------ DATA PROVIDED

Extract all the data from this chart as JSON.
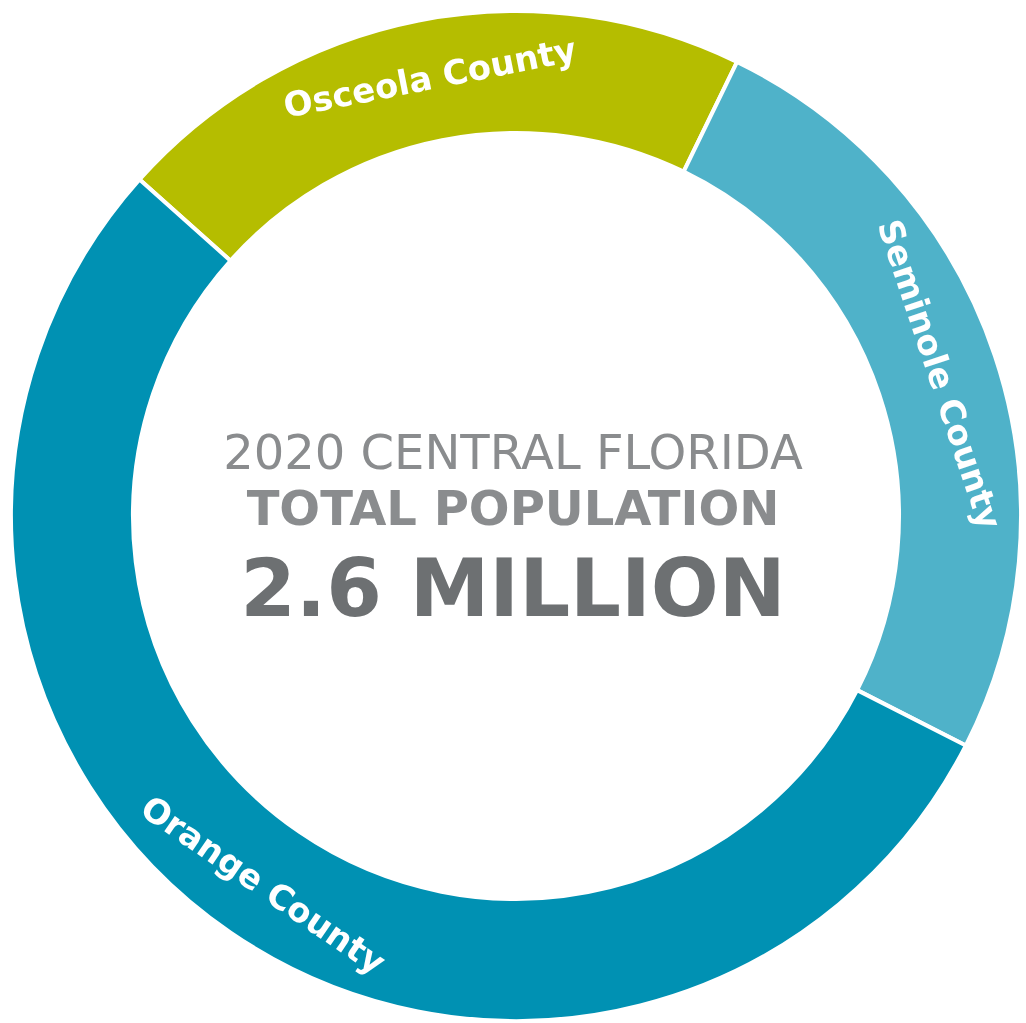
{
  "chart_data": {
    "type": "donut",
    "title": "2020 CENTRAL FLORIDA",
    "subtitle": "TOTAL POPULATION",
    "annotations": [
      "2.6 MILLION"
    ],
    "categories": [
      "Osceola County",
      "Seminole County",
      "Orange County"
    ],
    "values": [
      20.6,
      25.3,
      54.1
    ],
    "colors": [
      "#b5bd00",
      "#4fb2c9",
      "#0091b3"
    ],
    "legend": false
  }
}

------------
------ DATA PROVIDED

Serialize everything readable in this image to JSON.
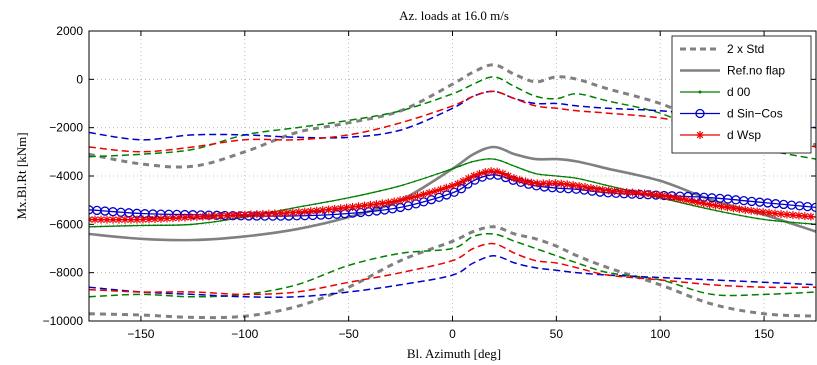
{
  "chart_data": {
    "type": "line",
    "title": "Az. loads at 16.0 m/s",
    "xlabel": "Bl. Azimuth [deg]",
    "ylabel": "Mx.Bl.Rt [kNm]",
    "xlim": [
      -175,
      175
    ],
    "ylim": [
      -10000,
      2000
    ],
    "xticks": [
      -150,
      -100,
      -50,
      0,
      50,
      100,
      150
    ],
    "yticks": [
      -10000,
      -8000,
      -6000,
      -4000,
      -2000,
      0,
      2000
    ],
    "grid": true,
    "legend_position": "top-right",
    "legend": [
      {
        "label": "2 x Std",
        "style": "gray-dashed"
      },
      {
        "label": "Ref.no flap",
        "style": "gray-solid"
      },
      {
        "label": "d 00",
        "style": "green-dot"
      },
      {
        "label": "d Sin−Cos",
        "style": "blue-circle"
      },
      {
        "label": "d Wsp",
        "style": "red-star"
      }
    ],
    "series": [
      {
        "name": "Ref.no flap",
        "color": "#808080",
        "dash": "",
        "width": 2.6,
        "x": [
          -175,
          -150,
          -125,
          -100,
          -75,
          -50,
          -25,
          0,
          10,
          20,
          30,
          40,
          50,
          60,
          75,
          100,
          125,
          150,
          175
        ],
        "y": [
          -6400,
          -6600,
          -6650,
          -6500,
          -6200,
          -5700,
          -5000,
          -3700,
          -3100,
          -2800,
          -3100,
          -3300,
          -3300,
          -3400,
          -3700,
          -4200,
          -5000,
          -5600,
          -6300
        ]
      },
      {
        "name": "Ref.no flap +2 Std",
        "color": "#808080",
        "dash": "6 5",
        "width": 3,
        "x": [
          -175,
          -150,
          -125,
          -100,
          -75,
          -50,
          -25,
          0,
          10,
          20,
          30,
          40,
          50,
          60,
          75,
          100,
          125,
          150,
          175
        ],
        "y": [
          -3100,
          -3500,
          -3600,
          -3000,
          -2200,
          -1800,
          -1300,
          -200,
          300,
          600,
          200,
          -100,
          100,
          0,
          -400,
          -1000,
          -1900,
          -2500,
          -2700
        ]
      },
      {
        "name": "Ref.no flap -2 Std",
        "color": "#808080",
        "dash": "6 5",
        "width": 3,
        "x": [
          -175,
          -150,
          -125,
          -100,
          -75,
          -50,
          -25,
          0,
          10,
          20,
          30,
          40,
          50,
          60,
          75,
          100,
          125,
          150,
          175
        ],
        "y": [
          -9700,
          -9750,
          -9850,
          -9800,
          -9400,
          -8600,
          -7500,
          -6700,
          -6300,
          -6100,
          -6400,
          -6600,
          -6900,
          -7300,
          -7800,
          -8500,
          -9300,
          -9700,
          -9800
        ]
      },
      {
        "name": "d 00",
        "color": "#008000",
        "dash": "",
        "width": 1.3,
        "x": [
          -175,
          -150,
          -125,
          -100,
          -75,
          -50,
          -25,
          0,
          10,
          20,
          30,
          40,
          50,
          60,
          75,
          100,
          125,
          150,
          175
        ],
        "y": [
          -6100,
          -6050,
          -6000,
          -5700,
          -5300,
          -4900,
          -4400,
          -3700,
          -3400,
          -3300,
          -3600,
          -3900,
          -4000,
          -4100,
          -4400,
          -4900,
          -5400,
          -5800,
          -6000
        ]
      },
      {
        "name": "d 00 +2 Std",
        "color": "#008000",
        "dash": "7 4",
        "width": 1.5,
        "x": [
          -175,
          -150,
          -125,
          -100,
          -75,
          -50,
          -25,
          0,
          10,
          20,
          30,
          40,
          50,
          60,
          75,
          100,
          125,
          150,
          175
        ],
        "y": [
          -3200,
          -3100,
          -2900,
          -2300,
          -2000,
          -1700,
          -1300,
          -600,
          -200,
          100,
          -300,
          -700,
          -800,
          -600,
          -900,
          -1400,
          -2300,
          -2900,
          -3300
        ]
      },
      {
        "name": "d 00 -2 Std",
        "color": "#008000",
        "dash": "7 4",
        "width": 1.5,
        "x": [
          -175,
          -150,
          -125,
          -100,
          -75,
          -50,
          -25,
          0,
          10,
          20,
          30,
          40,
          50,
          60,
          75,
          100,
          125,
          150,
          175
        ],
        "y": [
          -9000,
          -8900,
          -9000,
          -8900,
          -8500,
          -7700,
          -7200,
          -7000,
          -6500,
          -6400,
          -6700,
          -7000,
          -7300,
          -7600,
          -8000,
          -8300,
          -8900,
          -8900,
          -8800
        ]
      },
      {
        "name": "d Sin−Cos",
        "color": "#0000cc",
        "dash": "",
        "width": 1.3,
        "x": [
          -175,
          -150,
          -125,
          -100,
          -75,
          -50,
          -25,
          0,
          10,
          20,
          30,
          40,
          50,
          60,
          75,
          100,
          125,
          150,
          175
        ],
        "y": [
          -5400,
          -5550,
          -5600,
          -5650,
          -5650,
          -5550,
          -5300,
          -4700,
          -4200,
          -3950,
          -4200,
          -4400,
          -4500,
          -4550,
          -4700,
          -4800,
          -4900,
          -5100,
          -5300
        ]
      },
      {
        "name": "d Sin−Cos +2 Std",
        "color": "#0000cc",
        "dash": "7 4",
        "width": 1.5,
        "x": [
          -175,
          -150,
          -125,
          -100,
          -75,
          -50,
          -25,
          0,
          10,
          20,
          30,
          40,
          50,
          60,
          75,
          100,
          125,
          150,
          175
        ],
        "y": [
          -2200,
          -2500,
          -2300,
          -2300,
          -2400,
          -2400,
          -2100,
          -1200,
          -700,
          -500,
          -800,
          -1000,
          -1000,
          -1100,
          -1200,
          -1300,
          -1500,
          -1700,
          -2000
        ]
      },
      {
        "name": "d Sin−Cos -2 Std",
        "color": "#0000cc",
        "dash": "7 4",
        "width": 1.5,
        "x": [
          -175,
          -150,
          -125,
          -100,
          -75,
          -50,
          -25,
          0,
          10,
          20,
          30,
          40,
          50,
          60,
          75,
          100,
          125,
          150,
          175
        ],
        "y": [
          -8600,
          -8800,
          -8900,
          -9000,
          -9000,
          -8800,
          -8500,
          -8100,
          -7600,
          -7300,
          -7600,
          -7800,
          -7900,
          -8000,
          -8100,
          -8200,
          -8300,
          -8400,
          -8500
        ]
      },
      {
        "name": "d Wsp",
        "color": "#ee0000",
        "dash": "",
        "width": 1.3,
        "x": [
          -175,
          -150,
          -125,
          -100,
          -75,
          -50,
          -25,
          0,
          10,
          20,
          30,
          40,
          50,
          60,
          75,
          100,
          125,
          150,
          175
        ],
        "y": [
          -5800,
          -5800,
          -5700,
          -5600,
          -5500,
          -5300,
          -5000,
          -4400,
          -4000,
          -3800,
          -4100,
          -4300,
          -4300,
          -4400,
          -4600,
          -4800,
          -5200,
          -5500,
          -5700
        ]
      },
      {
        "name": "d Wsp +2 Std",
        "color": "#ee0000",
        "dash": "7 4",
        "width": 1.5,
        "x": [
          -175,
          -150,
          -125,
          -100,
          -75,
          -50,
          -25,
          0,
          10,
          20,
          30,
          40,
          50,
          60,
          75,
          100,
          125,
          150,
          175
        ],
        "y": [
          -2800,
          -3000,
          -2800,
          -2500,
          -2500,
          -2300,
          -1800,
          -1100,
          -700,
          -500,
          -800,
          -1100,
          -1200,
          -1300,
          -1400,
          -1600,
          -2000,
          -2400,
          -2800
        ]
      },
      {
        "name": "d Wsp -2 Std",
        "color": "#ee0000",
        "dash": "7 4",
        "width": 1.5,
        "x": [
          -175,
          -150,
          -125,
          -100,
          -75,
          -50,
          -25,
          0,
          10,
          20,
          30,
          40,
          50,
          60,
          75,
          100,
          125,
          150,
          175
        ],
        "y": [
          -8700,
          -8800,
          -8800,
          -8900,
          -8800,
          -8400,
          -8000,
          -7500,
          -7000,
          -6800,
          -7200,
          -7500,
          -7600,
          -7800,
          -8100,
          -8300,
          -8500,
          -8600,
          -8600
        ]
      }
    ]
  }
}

------------
------ DATA PROVIDED

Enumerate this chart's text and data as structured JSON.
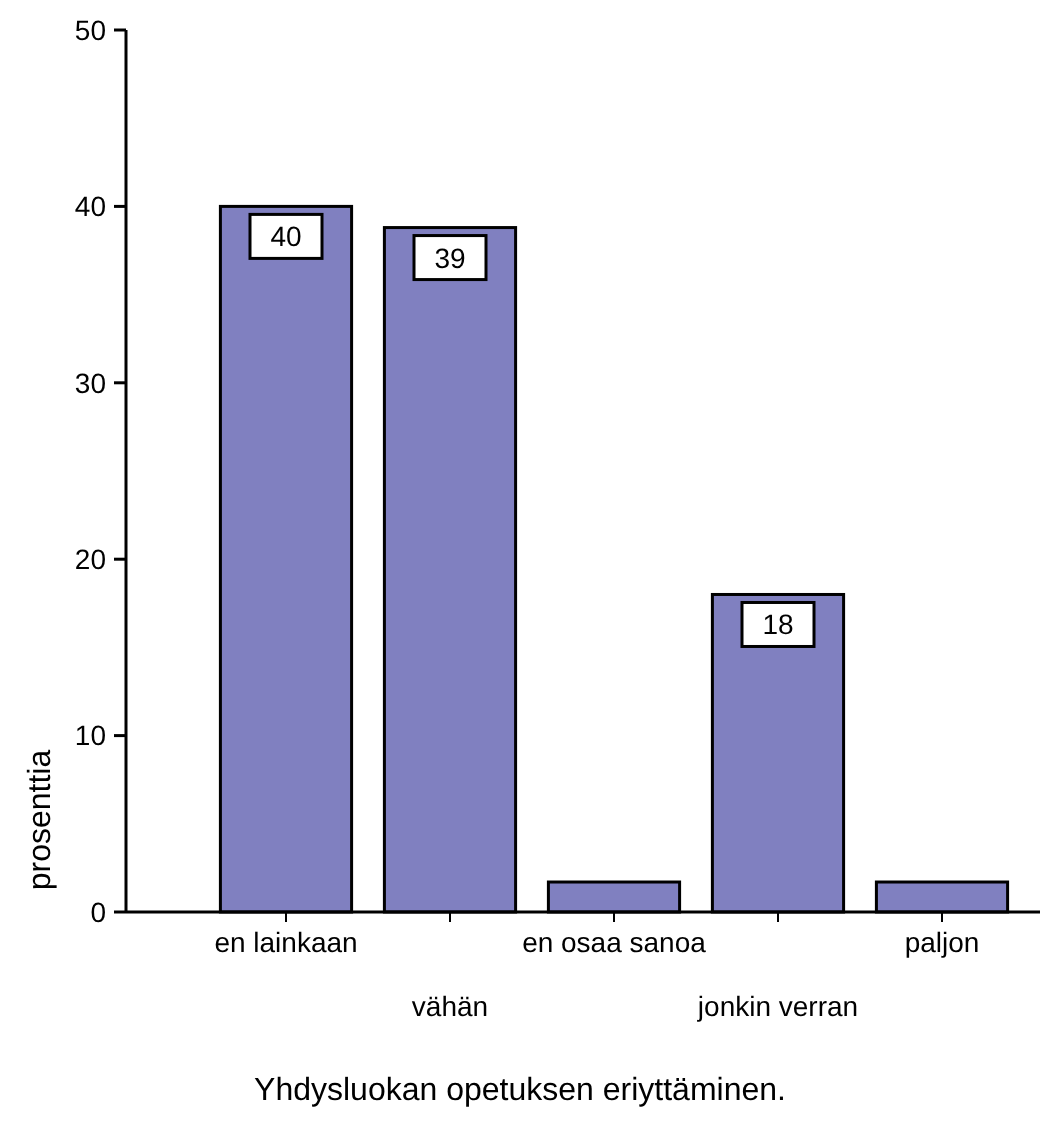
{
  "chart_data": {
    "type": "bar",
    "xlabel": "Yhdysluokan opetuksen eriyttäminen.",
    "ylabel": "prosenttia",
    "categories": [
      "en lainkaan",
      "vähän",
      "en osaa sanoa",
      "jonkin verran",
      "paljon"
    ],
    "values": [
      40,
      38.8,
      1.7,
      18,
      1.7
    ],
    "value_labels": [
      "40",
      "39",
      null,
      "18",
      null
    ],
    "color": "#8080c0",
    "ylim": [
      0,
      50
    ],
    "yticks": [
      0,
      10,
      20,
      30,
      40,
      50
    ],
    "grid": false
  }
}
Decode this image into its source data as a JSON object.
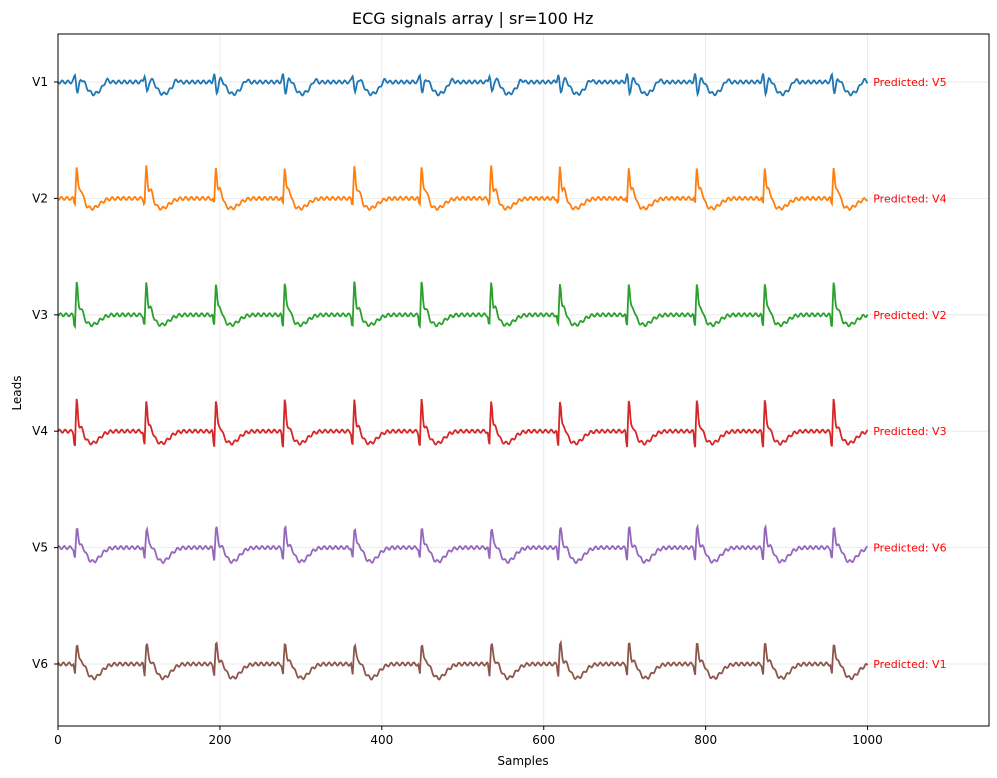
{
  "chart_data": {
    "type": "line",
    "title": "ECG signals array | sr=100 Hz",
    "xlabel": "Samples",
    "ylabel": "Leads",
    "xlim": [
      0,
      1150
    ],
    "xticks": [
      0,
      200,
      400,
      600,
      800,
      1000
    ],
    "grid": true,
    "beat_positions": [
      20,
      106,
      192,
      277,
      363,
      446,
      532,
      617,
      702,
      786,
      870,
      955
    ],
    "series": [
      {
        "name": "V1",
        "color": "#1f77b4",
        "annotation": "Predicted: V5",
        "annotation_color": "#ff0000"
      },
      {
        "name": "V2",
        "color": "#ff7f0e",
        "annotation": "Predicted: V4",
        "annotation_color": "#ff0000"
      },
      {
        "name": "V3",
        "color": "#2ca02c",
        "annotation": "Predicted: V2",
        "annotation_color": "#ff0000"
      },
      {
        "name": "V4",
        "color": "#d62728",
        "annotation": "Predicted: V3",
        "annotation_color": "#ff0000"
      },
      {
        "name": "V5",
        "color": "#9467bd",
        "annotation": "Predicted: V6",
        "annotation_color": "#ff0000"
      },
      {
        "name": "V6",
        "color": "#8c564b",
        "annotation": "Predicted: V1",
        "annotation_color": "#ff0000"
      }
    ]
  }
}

------------

TASK REQUIREMENTS: Each line in the listing above either holds the string "JSON" or does not; state how many do, giving the number only.

CORRECT OUTPUT: 4